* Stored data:

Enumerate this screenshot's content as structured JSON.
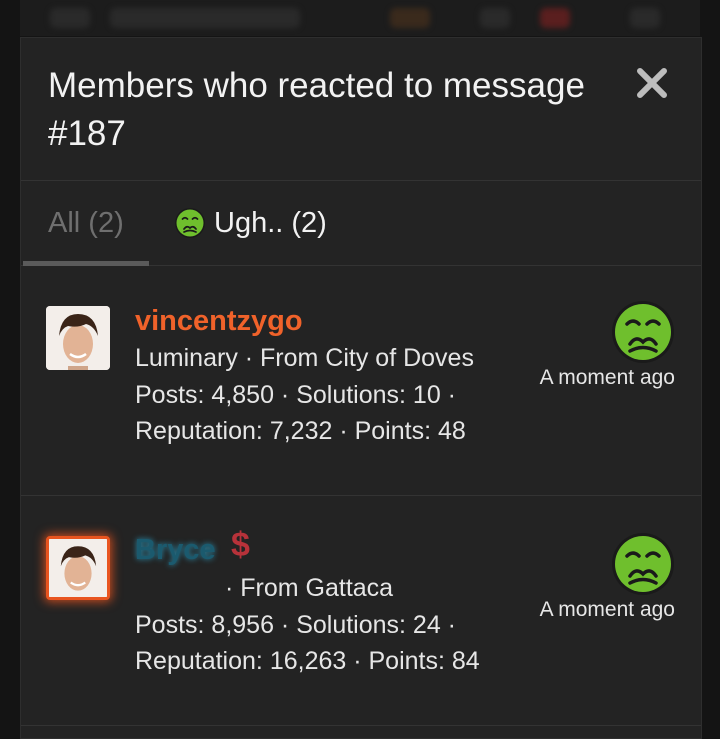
{
  "dialog": {
    "title": "Members who reacted to message #187",
    "close_icon": "close-icon"
  },
  "tabs": [
    {
      "label": "All (2)",
      "active": true
    },
    {
      "label": "Ugh.. (2)",
      "icon": "sick-face-icon"
    }
  ],
  "members": [
    {
      "username": "vincentzygo",
      "title_line": "Luminary · From City of Doves",
      "stats_line1": "Posts: 4,850 · Solutions: 10 ·",
      "stats_line2": "Reputation: 7,232 · Points: 48",
      "reaction": "sick-face-icon",
      "time": "A moment ago",
      "name_color": "#f0622a"
    },
    {
      "username": "Bryce",
      "badge": "$",
      "title_line": "· From Gattaca",
      "stats_line1": "Posts: 8,956 · Solutions: 24 ·",
      "stats_line2": "Reputation: 16,263 · Points: 84",
      "reaction": "sick-face-icon",
      "time": "A moment ago",
      "name_color": "#1b5a6e"
    }
  ],
  "colors": {
    "background": "#232323",
    "accent_orange": "#f0622a",
    "emoji_green": "#6fbf2d"
  }
}
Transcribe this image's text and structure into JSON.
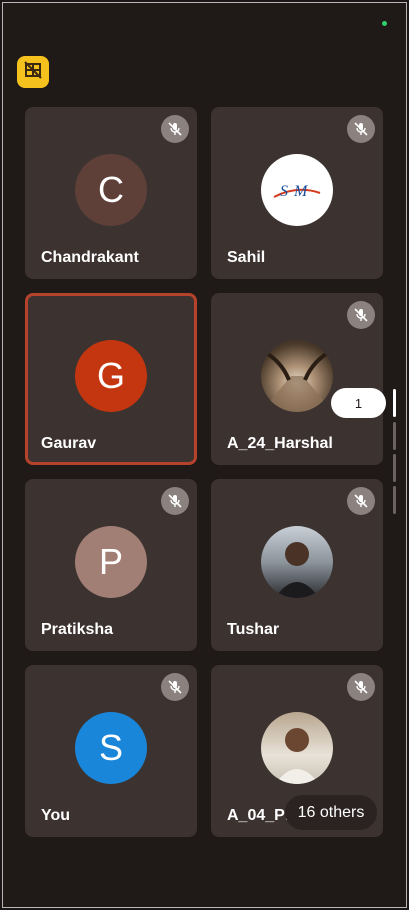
{
  "colors": {
    "accent_layout": "#f5c21d",
    "tile_bg": "#3c3331",
    "active_border": "#b5432b"
  },
  "participants": [
    {
      "name": "Chandrakant",
      "initial": "C",
      "avatar_color": "#5f4039",
      "muted": true
    },
    {
      "name": "Sahil",
      "initial": "",
      "avatar_logo": "SM",
      "muted": true
    },
    {
      "name": "Gaurav",
      "initial": "G",
      "avatar_color": "#c4360f",
      "muted": false,
      "speaking": true
    },
    {
      "name": "A_24_Harshal",
      "initial": "",
      "avatar_photo": "tree-tunnel-photo",
      "muted": true
    },
    {
      "name": "Pratiksha",
      "initial": "P",
      "avatar_color": "#a27f74",
      "muted": true
    },
    {
      "name": "Tushar",
      "initial": "",
      "avatar_photo": "person-photo",
      "muted": true
    },
    {
      "name": "You",
      "initial": "S",
      "avatar_color": "#1a86d9",
      "muted": true
    },
    {
      "name": "A_04_Pra",
      "initial": "",
      "avatar_photo": "person-photo",
      "muted": true
    }
  ],
  "page_indicator": "1",
  "others_label": "16 others",
  "logo_text": "SM"
}
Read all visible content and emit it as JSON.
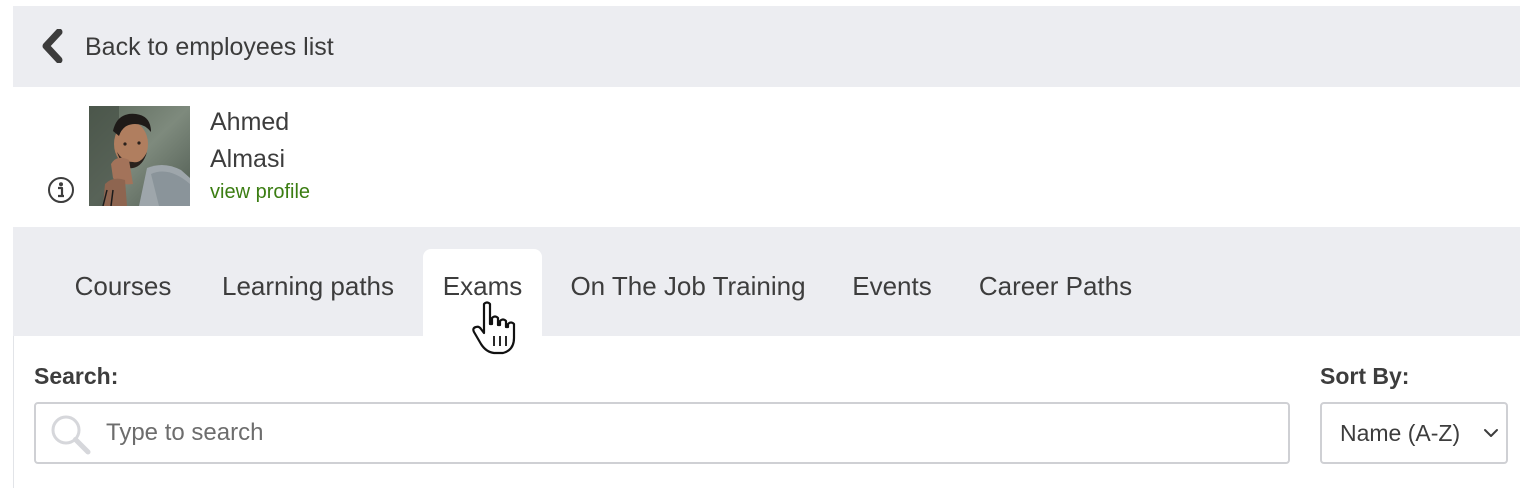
{
  "back": {
    "label": "Back to employees list",
    "icon": "chevron-left-icon"
  },
  "employee": {
    "first_name": "Ahmed",
    "last_name": "Almasi",
    "view_profile_label": "view profile",
    "info_icon": "info-icon",
    "avatar_icon": "avatar"
  },
  "tabs": [
    {
      "label": "Courses",
      "active": false
    },
    {
      "label": "Learning paths",
      "active": false
    },
    {
      "label": "Exams",
      "active": true
    },
    {
      "label": "On The Job Training",
      "active": false
    },
    {
      "label": "Events",
      "active": false
    },
    {
      "label": "Career Paths",
      "active": false
    }
  ],
  "search": {
    "label": "Search:",
    "placeholder": "Type to search",
    "value": "",
    "icon": "search-icon"
  },
  "sort": {
    "label": "Sort By:",
    "selected": "Name (A-Z)",
    "icon": "chevron-down-icon"
  },
  "colors": {
    "bar_background": "#ecedf1",
    "link_green": "#3b7d12",
    "text": "#3d3d3d",
    "border": "#cfd0d4"
  }
}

* TASK GOAL:
Say how many lines of the data hold the string "Solutions". Reply with the number alone.

* FULL OUTPUT:
2